訪問・通信販売で悪質な業者が増加していることを受けて、昨年3月、取り締まりを強化した改正特定商取引法や、改正消費者契約法が成立しました。
改正では、虚偽の情報で商品を購入させるなどした業者への罰金を現行の300万円以下から1億円以下に引き上げられました。
このほか消費者が日常生活において 通常必要とされる分量を著しく超える商品の売買契約等について、行政処分(指示等)の対象としました。なお、改正法は今年中に施行される予定です。
目次
- 1 悪質業者に対する刑事罰などを強化した特定商取引法
- 1-1 罰金が300万円から1億円に
- 1-2 違反業者の法人設立を制限
- 1-3 多すぎる商品販売にNO!
- 2 不適切な内容の契約書は無効とした消費者契約法
- 2-1 消費者の利益を不当に害する条項は無効
- 2-2 契約条項の無効の例
1 悪質業者に対する刑事罰などを強化
改正法は、うそをついて商品を買わせたり、違反行為を行うために次々と会社を設立する業者に対応しました。
1-1 罰金が300万円から1億円に
うその情報(不実告知)により商品を販売する業者に対して課される罰金を300万円以下から1億円以下に引き上げました。
たとえば、マンションの購入を勧める際、景観が非常に良いマンションであることを告げ、他方で、その景観を台無しにする高層マンションの建設計画があることを知っていながらそれを告げないような場合が不実告知にあたります。(参照:東京弁護士会「消費者契約法・特定商取引法 改正」)
また業務停止命令違反に対する懲役刑の上限を2年から3年に引き上げ、業務停止命令の期間も最長1年から2年となりました。
1-2 違反業者の法人設立を制限
業務停止を命じられた法人の取締役やこれと同等の地位・経営権を有すると認められる者に対して、法人を新たに設立すること禁止できるようになりました。たとえば違反業者が業務停止の行政処分を受けたあと、あらたに会社を作り、同様の業務を行った場合、個人は3年以下の懲役又は300万円以下の罰金、法人は3億円以下の罰金が科せられます。

■ **資料抜粋**

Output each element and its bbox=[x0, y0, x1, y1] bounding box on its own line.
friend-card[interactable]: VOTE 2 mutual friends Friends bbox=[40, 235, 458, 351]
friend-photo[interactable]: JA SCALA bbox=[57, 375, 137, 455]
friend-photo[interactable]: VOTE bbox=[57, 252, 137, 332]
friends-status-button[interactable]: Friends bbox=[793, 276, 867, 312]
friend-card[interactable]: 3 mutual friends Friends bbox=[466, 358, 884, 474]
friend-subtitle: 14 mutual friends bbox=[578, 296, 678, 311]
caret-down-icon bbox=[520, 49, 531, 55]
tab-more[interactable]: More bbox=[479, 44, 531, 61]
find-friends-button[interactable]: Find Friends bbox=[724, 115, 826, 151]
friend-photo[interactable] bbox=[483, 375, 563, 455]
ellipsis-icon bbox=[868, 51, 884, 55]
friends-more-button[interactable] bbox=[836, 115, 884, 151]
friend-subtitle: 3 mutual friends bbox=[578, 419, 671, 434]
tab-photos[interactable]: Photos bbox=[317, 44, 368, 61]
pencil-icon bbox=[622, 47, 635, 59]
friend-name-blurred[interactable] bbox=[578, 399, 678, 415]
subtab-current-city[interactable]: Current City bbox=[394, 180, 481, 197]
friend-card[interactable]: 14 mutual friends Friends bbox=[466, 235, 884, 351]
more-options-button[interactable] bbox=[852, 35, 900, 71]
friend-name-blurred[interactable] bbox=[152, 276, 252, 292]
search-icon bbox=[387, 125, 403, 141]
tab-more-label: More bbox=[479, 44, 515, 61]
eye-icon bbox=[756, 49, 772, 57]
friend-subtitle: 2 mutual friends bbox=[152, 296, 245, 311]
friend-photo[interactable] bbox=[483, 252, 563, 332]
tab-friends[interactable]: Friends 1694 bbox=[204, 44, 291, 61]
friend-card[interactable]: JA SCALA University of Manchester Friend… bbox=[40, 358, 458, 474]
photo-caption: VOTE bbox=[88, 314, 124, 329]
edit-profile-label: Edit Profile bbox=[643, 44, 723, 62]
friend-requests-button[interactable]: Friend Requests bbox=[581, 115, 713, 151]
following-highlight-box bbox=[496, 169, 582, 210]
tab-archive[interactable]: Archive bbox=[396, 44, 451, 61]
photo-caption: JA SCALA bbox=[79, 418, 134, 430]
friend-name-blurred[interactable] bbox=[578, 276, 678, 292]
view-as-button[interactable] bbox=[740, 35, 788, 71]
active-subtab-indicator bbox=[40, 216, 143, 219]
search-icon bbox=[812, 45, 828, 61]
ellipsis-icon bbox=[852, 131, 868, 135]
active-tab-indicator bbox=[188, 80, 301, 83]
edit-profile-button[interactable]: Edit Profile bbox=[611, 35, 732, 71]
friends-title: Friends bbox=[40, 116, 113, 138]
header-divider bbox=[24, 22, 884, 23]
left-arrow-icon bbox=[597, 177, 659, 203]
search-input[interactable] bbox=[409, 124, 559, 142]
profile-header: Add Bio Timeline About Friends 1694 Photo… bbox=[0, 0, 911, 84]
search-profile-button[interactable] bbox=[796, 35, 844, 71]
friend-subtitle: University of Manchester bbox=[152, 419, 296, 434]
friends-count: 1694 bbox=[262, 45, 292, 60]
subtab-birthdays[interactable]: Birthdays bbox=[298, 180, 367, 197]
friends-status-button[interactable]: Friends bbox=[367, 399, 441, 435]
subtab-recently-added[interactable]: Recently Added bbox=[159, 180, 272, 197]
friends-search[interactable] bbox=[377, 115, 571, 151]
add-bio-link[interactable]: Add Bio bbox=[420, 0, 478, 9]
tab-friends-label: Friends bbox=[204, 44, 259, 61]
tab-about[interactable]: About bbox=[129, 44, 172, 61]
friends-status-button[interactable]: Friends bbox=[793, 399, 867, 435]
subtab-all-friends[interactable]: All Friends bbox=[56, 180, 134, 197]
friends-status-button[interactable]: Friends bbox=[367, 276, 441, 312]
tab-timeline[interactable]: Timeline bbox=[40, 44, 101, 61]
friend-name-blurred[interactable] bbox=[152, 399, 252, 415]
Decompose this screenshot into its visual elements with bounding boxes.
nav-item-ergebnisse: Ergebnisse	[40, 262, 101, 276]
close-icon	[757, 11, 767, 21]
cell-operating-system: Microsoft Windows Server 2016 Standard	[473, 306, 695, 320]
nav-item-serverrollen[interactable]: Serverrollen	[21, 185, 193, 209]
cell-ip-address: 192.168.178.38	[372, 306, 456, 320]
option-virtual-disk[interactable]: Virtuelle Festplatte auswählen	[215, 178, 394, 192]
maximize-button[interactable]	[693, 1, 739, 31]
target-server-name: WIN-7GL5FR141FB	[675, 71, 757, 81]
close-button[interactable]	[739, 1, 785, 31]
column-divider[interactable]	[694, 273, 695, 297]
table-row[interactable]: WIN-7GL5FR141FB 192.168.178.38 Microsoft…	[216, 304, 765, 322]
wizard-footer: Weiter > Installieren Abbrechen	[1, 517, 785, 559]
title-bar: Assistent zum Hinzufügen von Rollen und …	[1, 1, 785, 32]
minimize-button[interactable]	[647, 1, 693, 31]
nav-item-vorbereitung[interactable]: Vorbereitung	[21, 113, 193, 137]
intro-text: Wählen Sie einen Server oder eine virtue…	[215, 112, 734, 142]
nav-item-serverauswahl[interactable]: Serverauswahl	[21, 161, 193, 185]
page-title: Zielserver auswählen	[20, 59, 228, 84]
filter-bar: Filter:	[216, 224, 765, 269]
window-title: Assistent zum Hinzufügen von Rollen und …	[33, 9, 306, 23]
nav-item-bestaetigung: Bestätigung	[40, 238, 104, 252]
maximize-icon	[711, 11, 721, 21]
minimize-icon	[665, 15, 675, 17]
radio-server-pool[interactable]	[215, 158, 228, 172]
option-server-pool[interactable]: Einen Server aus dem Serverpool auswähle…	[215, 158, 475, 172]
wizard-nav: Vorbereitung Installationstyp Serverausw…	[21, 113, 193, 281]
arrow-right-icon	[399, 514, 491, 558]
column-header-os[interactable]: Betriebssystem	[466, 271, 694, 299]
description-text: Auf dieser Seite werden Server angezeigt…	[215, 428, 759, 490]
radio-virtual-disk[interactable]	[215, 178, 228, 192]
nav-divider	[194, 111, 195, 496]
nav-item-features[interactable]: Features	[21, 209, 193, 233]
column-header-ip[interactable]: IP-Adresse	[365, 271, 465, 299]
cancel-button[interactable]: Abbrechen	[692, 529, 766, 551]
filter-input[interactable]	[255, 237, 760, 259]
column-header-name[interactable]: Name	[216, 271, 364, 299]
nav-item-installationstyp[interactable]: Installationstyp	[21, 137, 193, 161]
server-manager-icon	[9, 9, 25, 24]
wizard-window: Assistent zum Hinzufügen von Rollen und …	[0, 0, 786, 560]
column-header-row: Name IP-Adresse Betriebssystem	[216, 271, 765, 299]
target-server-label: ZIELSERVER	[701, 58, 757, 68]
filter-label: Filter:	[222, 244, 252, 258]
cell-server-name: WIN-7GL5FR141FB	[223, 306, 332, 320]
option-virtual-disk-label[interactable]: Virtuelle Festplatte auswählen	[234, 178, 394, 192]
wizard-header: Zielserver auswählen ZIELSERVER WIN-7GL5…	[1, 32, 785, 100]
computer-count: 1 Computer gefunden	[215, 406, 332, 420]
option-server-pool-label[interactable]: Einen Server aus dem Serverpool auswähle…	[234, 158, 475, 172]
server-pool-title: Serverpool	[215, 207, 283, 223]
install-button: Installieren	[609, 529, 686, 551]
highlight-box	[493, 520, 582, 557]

■ **実施課題**
特定商取引法と消費者契約法の改正を解説した文章を、最後の文に続けて書き進めてください。

■ **最終結果**
1-3 多すぎる商品販売にNO!
これまで訪問販売のみ適用されていた過量販売規制を新たに電話勧誘販売にも適用できることとなりました。
過量販売規制とは日常生活において通常必要とされる分量を著しく超える商品・サービスを購入する契約を締結した場合、消費者は、契約締結の時から1年以内であれば、これを解除することができるという制度です。(特定商取引法9条の2)
改正法では電話勧誘販売において、たとえば消費者が寝具を4か月で6回購入する、72本の化粧水と乳液や2,160袋のパウダーを購入するなど、日常生活で必要とする分量を明らかに超えた商品の売買契約を結んでしまった場合、申込みの撤回又は解除を行うことができます。
2 不適切な内容の契約書は無効とした消費者契約法
悪徳事業者が作成する契約条項の中には、本来消費者に認められている権利をわざと放棄させるようなものを盛り込み、サインさせるといった事例が見受けらます。
2-1 消費者の利益を不当に害する条項は無効
たとえば次のような条項になります。
- 携帯電話端末の売買契約…「ご契約後のキャンセル・返品、返金、交換は一切できません」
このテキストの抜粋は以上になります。